Gather all lines in the data that hold the string "Virtual".

(Dataset items)

************

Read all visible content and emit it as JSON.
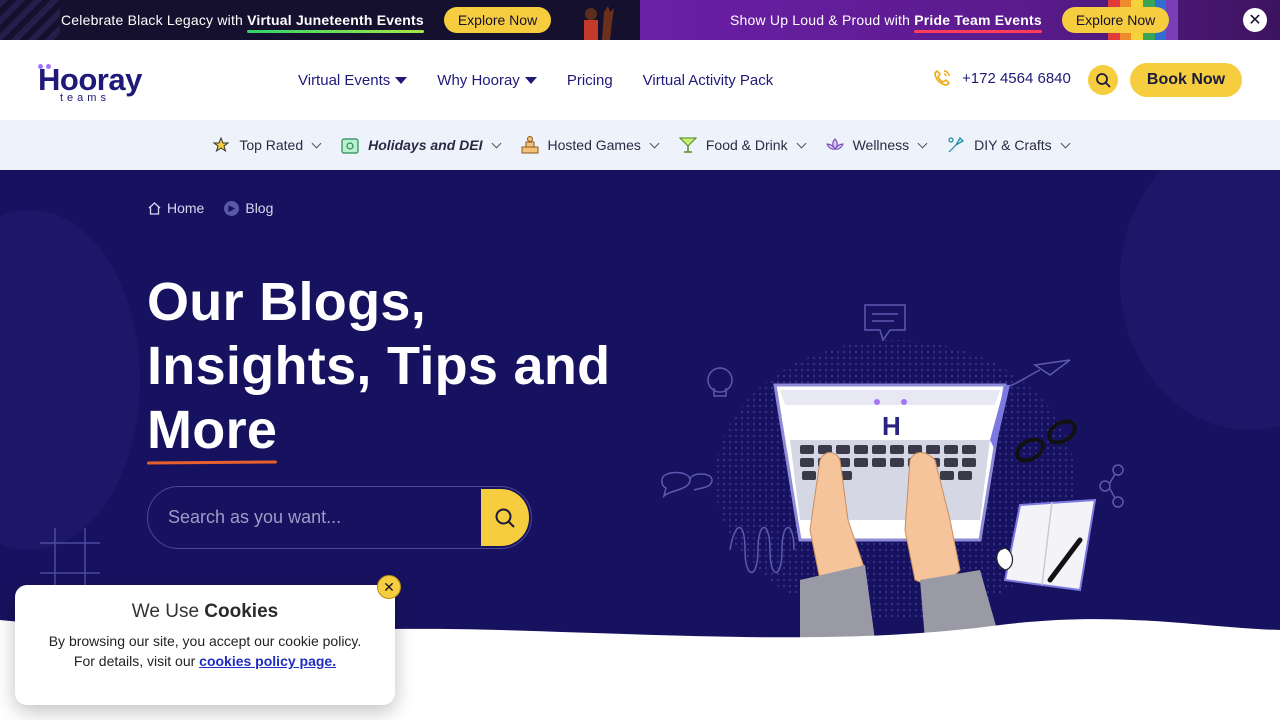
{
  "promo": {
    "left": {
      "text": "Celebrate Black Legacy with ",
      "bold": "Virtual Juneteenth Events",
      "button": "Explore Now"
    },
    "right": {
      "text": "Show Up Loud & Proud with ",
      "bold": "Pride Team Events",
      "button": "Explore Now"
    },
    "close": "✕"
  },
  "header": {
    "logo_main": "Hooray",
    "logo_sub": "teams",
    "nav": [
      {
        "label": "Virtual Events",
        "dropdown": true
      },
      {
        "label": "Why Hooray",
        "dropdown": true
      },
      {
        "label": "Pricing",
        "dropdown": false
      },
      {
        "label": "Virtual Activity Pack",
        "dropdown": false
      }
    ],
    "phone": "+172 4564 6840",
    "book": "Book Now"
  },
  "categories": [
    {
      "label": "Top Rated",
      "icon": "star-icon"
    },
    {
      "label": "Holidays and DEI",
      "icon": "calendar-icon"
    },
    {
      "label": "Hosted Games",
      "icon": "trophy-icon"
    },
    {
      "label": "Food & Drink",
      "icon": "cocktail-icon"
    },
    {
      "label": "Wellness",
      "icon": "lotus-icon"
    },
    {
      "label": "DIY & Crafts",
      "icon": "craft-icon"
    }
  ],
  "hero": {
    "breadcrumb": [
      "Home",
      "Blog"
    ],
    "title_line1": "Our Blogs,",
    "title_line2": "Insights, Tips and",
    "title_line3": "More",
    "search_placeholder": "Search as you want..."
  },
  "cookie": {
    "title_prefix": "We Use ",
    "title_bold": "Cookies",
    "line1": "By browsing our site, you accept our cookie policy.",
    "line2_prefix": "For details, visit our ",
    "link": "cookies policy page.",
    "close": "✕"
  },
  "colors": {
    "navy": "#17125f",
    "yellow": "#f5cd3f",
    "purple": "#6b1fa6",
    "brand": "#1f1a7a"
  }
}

************

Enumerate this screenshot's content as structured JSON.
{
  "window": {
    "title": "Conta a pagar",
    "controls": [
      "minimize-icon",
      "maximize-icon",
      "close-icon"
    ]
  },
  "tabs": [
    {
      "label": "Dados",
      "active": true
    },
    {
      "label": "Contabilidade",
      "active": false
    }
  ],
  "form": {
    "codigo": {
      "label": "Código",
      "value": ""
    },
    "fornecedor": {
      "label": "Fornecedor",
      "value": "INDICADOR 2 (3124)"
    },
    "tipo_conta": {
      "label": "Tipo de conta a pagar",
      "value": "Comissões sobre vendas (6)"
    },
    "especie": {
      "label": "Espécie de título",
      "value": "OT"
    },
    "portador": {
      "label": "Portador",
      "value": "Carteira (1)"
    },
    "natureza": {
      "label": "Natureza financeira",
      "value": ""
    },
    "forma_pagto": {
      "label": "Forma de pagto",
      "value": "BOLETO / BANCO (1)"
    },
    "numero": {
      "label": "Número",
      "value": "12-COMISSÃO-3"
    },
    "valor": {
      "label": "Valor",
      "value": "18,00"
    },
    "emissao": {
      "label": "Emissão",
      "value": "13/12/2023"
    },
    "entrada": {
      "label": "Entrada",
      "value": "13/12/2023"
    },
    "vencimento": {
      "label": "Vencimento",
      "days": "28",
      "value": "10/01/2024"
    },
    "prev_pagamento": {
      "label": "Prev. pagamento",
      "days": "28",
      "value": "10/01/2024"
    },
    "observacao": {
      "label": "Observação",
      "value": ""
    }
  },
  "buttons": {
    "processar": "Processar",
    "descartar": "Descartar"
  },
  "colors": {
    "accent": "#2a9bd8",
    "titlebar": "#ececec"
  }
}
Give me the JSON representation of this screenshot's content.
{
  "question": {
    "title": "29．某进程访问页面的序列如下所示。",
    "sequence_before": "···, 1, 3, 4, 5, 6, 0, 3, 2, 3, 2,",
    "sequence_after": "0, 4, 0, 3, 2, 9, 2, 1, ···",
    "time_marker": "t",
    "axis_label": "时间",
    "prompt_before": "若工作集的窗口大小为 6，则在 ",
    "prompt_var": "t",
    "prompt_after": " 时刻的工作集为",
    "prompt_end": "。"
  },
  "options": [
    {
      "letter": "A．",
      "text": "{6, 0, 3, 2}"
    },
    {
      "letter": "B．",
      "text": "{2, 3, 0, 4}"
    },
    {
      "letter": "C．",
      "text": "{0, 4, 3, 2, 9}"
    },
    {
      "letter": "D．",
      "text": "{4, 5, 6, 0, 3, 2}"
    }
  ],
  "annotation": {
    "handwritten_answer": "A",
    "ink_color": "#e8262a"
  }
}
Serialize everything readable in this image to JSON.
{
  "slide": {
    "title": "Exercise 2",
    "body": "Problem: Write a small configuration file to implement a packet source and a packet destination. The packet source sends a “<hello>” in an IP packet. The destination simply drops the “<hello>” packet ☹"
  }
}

************

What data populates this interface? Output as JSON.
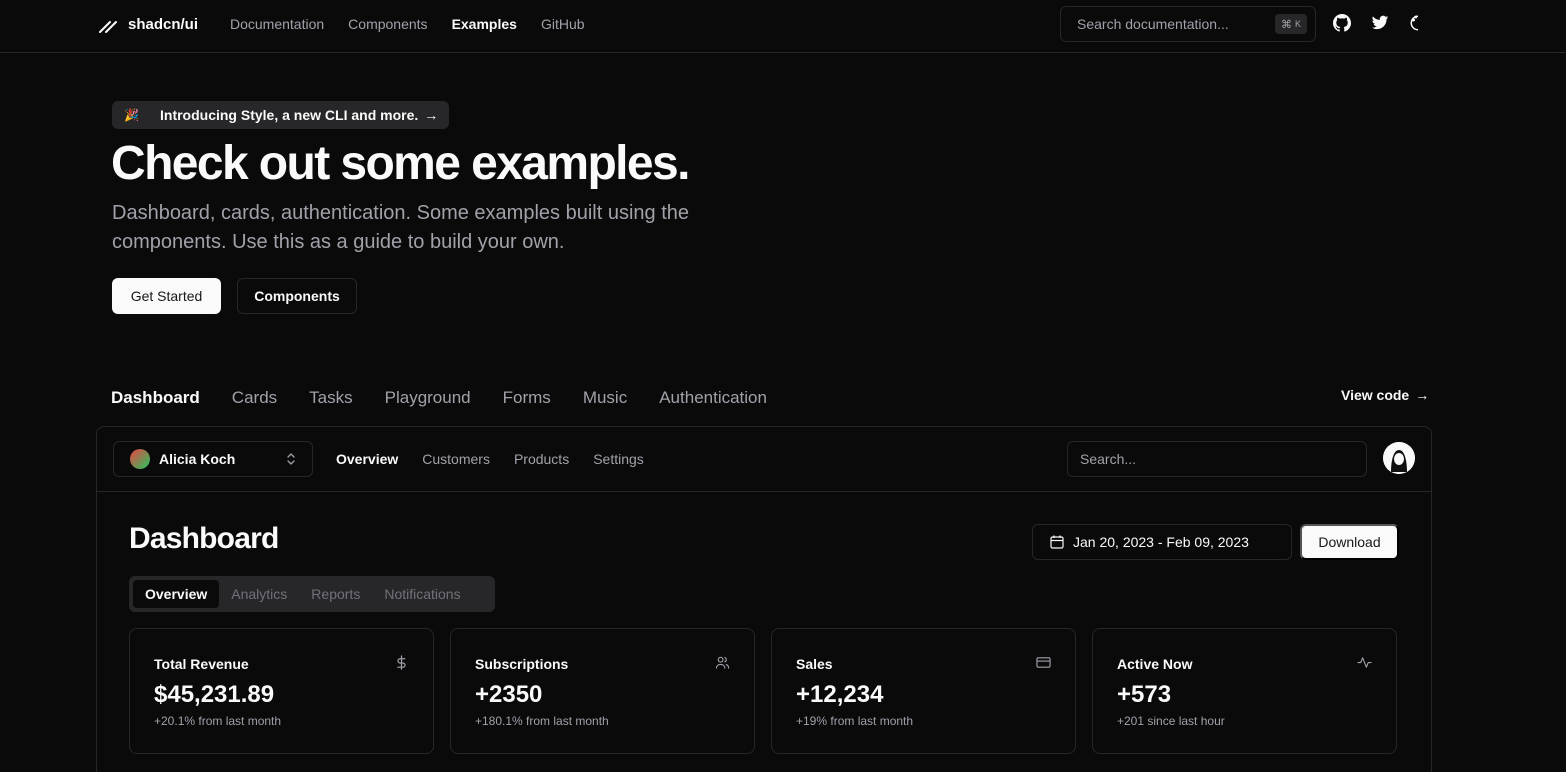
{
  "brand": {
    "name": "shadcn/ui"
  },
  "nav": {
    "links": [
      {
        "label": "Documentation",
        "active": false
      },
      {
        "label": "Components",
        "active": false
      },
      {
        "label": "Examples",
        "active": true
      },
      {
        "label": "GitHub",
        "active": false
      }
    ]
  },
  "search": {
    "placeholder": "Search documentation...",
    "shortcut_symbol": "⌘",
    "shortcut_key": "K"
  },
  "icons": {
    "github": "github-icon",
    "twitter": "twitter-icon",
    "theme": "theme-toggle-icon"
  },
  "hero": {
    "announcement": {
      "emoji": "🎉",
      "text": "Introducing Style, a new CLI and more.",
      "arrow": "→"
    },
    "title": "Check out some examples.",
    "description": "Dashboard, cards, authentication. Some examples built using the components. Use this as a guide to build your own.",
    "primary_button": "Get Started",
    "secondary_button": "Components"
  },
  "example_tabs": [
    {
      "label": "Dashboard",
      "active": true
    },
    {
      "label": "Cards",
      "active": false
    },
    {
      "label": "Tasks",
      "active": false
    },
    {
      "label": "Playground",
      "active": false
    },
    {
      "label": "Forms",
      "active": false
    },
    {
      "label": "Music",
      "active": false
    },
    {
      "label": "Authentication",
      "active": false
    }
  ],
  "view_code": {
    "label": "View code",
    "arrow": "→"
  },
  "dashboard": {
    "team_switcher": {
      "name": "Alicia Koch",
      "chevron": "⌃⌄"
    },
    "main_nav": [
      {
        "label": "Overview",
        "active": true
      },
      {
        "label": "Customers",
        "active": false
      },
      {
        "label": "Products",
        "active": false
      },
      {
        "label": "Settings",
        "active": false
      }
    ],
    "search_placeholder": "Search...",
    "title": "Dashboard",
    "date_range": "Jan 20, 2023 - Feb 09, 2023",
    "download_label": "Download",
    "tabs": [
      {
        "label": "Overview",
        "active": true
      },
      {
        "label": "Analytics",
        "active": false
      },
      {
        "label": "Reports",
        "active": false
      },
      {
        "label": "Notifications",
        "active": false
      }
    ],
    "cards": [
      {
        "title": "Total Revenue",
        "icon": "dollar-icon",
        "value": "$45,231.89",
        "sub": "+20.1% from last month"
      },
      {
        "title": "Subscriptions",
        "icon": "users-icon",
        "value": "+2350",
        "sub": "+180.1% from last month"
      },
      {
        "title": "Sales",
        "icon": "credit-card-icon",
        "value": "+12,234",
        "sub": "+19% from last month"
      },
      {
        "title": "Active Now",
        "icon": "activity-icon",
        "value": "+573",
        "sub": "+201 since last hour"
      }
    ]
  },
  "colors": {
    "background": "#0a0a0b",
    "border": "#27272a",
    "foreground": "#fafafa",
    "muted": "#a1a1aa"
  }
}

************

ANSWER FOR THE TASK =>
      "bold": "Virtual Juneteenth Events",
        "label": "Virtual Events",
        "label": "Virtual Activity Pack",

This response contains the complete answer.